What you are asked to do: Report how many lines below contain the word "есть", and give only that number.

┌──

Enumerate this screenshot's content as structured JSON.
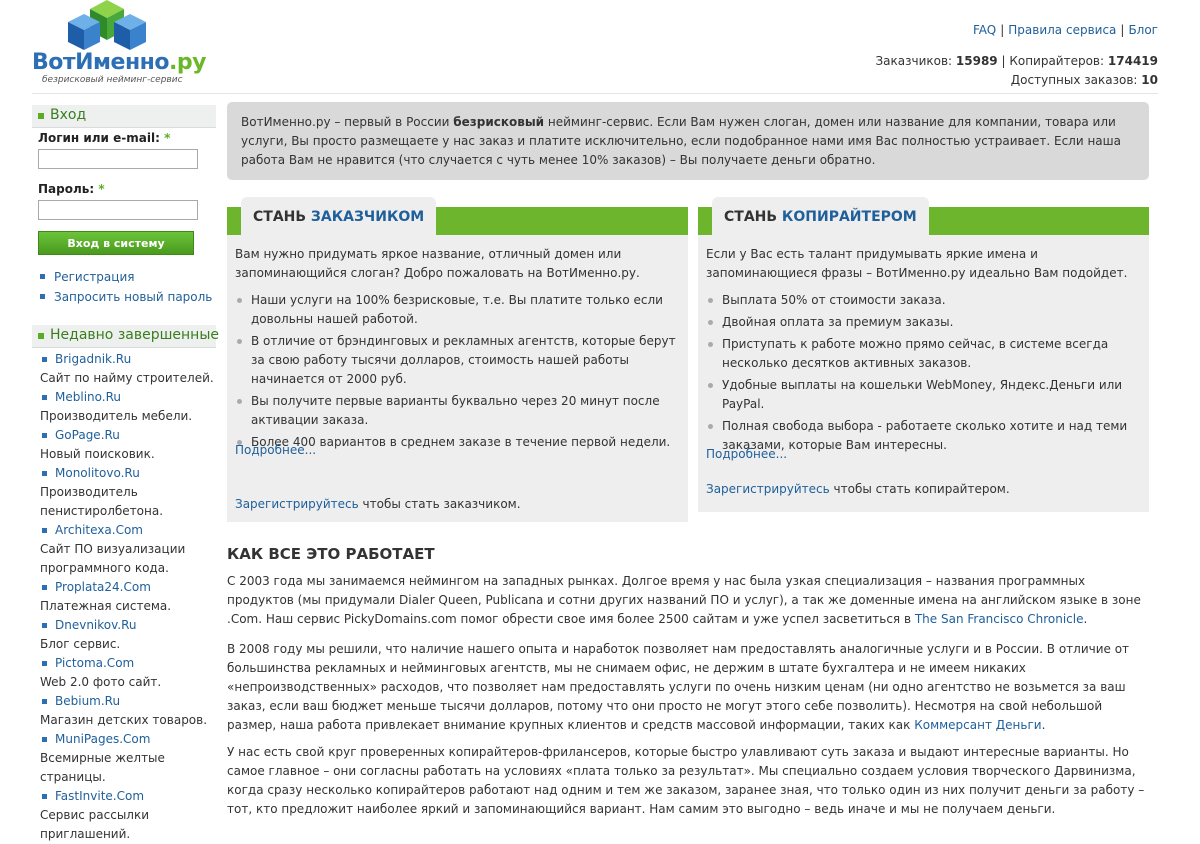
{
  "header": {
    "logo_name": "ВотИменно",
    "logo_tld": ".ру",
    "logo_tagline": "безрисковый нейминг-сервис",
    "links": [
      "FAQ",
      "Правила сервиса",
      "Блог"
    ],
    "stats": {
      "customers_label": "Заказчиков:",
      "customers_value": "15989",
      "copywriters_label": "Копирайтеров:",
      "copywriters_value": "174419",
      "available_label": "Доступных заказов:",
      "available_value": "10"
    }
  },
  "login": {
    "heading": "Вход",
    "login_label": "Логин или e-mail:",
    "password_label": "Пароль:",
    "required_mark": "*",
    "login_value": "",
    "password_value": "",
    "submit_label": "Вход в систему",
    "links": [
      "Регистрация",
      "Запросить новый пароль"
    ]
  },
  "recent": {
    "heading": "Недавно завершенные",
    "items": [
      {
        "site": "Brigadnik.Ru",
        "desc": "Сайт по найму строителей."
      },
      {
        "site": "Meblino.Ru",
        "desc": "Производитель мебели."
      },
      {
        "site": "GoPage.Ru",
        "desc": "Новый поисковик."
      },
      {
        "site": "Monolitovo.Ru",
        "desc": "Производитель пенистиролбетона."
      },
      {
        "site": "Architexa.Com",
        "desc": "Сайт ПО визуализации программного кода."
      },
      {
        "site": "Proplata24.Com",
        "desc": "Платежная система."
      },
      {
        "site": "Dnevnikov.Ru",
        "desc": "Блог сервис."
      },
      {
        "site": "Pictoma.Com",
        "desc": "Web 2.0 фото сайт."
      },
      {
        "site": "Bebium.Ru",
        "desc": "Магазин детских товаров."
      },
      {
        "site": "MuniPages.Com",
        "desc": "Всемирные желтые страницы."
      },
      {
        "site": "FastInvite.Com",
        "desc": "Сервис рассылки приглашений."
      }
    ]
  },
  "intro": {
    "part1": "ВотИменно.ру – первый в России ",
    "bold": "безрисковый",
    "part2": " нейминг-сервис. Если Вам нужен слоган, домен или название для компании, товара или услуги, Вы просто размещаете у нас заказ и платите исключительно, если подобранное нами имя Вас полностью устраивает. Если наша работа Вам не нравится (что случается с чуть менее 10% заказов) – Вы получаете деньги обратно."
  },
  "customer_panel": {
    "title_prefix": "СТАНЬ ",
    "title_hl": "ЗАКАЗЧИКОМ",
    "lead": "Вам нужно придумать яркое название, отличный домен или запоминающийся слоган? Добро пожаловать на ВотИменно.ру.",
    "bullets": [
      "Наши услуги на 100% безрисковые, т.е. Вы платите только если довольны нашей работой.",
      "В отличие от брэндинговых и рекламных агентств, которые берут за свою работу тысячи долларов, стоимость нашей работы начинается от 2000 руб.",
      "Вы получите первые варианты буквально через 20 минут после активации заказа.",
      "Более 400 вариантов в среднем заказе в течение первой недели."
    ],
    "more_link": "Подробнее...",
    "register_link": "Зарегистрируйтесь",
    "register_suffix": " чтобы стать заказчиком."
  },
  "copywriter_panel": {
    "title_prefix": "СТАНЬ ",
    "title_hl": "КОПИРАЙТЕРОМ",
    "lead": "Если у Вас есть талант придумывать яркие имена и запоминающиеся фразы – ВотИменно.ру идеально Вам подойдет.",
    "bullets": [
      "Выплата 50% от стоимости заказа.",
      "Двойная оплата за премиум заказы.",
      "Приступать к работе можно прямо сейчас, в системе всегда несколько десятков активных заказов.",
      "Удобные выплаты на кошельки WebMoney, Яндекс.Деньги или PayPal.",
      "Полная свобода выбора - работаете сколько хотите и над теми заказами, которые Вам интересны."
    ],
    "more_link": "Подробнее...",
    "register_link": "Зарегистрируйтесь",
    "register_suffix": " чтобы стать копирайтером."
  },
  "how_it_works": {
    "title": "КАК ВСЕ ЭТО РАБОТАЕТ",
    "p1_text": "С 2003 года мы занимаемся неймингом на западных рынках. Долгое время у нас была узкая специализация – названия программных продуктов (мы придумали Dialer Queen, Publicana и сотни других названий ПО и услуг), а так же доменные имена на английском языке в зоне .Com. Наш сервис PickyDomains.com помог обрести свое имя более 2500 сайтам и уже успел засветиться в ",
    "p1_link": "The San Francisco Chronicle",
    "p1_end": ".",
    "p2_text": "В 2008 году мы решили, что наличие нашего опыта и наработок позволяет нам предоставлять аналогичные услуги и в России. В отличие от большинства рекламных и нейминговых агентств, мы не снимаем офис, не держим в штате бухгалтера и не имеем никаких «непроизводственных» расходов, что позволяет нам предоставлять услуги по очень низким ценам (ни одно агентство не возьмется за ваш заказ, если ваш бюджет меньше тысячи долларов, потому что они просто не могут этого себе позволить). Несмотря на свой небольшой размер, наша работа привлекает внимание крупных клиентов и средств массовой информации, таких как ",
    "p2_link": "Коммерсант Деньги",
    "p2_end": ".",
    "p3_text": "У нас есть свой круг проверенных копирайтеров-фрилансеров, которые быстро улавливают суть заказа и выдают интересные варианты. Но самое главное – они согласны работать на условиях «плата только за результат». Мы специально создаем условия творческого Дарвинизма, когда сразу несколько копирайтеров работают над одним и тем же заказом, заранее зная, что только один из них получит деньги за работу – тот, кто предложит наиболее яркий и запоминающийся вариант. Нам самим это выгодно – ведь иначе и мы не получаем деньги."
  },
  "colors": {
    "accent_green": "#6cb52d",
    "link_blue": "#1f5f9a",
    "logo_blue": "#2c6fb4"
  }
}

└──

Response to the exercise: 2